Data entries:

***

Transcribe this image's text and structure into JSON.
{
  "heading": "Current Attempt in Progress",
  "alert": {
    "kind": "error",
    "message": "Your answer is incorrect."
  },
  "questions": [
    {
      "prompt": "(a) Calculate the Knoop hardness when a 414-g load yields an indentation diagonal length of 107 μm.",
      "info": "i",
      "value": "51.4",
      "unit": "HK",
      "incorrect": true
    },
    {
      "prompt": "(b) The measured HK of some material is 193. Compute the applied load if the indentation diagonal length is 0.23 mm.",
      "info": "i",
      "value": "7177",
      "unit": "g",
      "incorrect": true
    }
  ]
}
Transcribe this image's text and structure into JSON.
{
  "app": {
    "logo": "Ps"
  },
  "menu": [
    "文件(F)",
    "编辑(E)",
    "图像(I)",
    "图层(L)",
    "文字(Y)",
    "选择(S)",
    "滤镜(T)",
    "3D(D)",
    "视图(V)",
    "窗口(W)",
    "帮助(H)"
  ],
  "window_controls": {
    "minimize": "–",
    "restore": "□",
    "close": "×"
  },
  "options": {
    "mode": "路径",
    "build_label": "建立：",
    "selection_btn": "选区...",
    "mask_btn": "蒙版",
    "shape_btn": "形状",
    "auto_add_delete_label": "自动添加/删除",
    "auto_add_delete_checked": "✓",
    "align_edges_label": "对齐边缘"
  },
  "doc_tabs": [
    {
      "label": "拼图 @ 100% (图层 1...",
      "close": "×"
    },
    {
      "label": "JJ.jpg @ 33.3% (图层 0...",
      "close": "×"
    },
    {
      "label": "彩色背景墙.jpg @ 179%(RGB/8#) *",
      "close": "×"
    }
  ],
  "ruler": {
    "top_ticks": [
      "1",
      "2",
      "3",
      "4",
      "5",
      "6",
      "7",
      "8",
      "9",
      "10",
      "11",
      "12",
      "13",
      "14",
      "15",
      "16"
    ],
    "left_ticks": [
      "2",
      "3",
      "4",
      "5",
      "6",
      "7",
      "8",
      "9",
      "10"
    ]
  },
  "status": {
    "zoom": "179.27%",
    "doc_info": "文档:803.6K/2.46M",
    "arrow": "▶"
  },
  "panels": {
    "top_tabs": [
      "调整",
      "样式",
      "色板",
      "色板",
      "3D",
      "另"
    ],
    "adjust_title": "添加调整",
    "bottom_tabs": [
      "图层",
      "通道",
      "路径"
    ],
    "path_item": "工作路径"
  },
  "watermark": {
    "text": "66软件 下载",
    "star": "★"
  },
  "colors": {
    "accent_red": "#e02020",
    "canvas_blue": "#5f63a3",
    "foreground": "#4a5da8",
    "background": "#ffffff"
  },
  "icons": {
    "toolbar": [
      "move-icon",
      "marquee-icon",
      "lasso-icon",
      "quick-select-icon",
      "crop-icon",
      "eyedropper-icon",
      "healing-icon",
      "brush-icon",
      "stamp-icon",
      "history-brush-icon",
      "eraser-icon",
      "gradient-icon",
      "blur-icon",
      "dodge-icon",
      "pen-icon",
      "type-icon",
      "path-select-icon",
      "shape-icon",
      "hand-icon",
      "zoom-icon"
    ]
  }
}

***

## EXERCISE
Transcribe the material above in its entirety. Match it exactly.

## ANSWER TO THIS EXERCISE
Transcribe this image's text and structure into JSON.
{
  "heading": "Current Attempt in Progress",
  "alert": {
    "kind": "error",
    "message": "Your answer is incorrect."
  },
  "questions": [
    {
      "prompt": "(a) Calculate the Knoop hardness when a 414-g load yields an indentation diagonal length of 107 μm.",
      "info": "i",
      "value": "51.4",
      "unit": "HK",
      "incorrect": true
    },
    {
      "prompt": "(b) The measured HK of some material is 193. Compute the applied load if the indentation diagonal length is 0.23 mm.",
      "info": "i",
      "value": "7177",
      "unit": "g",
      "incorrect": true
    }
  ]
}
Transcribe this image's text and structure into JSON.
{
  "app": {
    "logo": "Ps"
  },
  "menu": [
    "文件(F)",
    "编辑(E)",
    "图像(I)",
    "图层(L)",
    "文字(Y)",
    "选择(S)",
    "滤镜(T)",
    "3D(D)",
    "视图(V)",
    "窗口(W)",
    "帮助(H)"
  ],
  "window_controls": {
    "minimize": "–",
    "restore": "□",
    "close": "×"
  },
  "options": {
    "mode": "路径",
    "build_label": "建立：",
    "selection_btn": "选区...",
    "mask_btn": "蒙版",
    "shape_btn": "形状",
    "auto_add_delete_label": "自动添加/删除",
    "auto_add_delete_checked": "✓",
    "align_edges_label": "对齐边缘"
  },
  "doc_tabs": [
    {
      "label": "拼图 @ 100% (图层 1...",
      "close": "×"
    },
    {
      "label": "JJ.jpg @ 33.3% (图层 0...",
      "close": "×"
    },
    {
      "label": "彩色背景墙.jpg @ 179%(RGB/8#) *",
      "close": "×"
    }
  ],
  "ruler": {
    "top_ticks": [
      "1",
      "2",
      "3",
      "4",
      "5",
      "6",
      "7",
      "8",
      "9",
      "10",
      "11",
      "12",
      "13",
      "14",
      "15",
      "16"
    ],
    "left_ticks": [
      "2",
      "3",
      "4",
      "5",
      "6",
      "7",
      "8",
      "9",
      "10"
    ]
  },
  "status": {
    "zoom": "179.27%",
    "doc_info": "文档:803.6K/2.46M",
    "arrow": "▶"
  },
  "panels": {
    "top_tabs": [
      "调整",
      "样式",
      "色板",
      "色板",
      "3D",
      "另"
    ],
    "adjust_title": "添加调整",
    "bottom_tabs": [
      "图层",
      "通道",
      "路径"
    ],
    "path_item": "工作路径"
  },
  "watermark": {
    "text": "66软件 下载",
    "star": "★"
  },
  "colors": {
    "accent_red": "#e02020",
    "canvas_blue": "#5f63a3",
    "foreground": "#4a5da8",
    "background": "#ffffff"
  },
  "icons": {
    "toolbar": [
      "move-icon",
      "marquee-icon",
      "lasso-icon",
      "quick-select-icon",
      "crop-icon",
      "eyedropper-icon",
      "healing-icon",
      "brush-icon",
      "stamp-icon",
      "history-brush-icon",
      "eraser-icon",
      "gradient-icon",
      "blur-icon",
      "dodge-icon",
      "pen-icon",
      "type-icon",
      "path-select-icon",
      "shape-icon",
      "hand-icon",
      "zoom-icon"
    ]
  }
}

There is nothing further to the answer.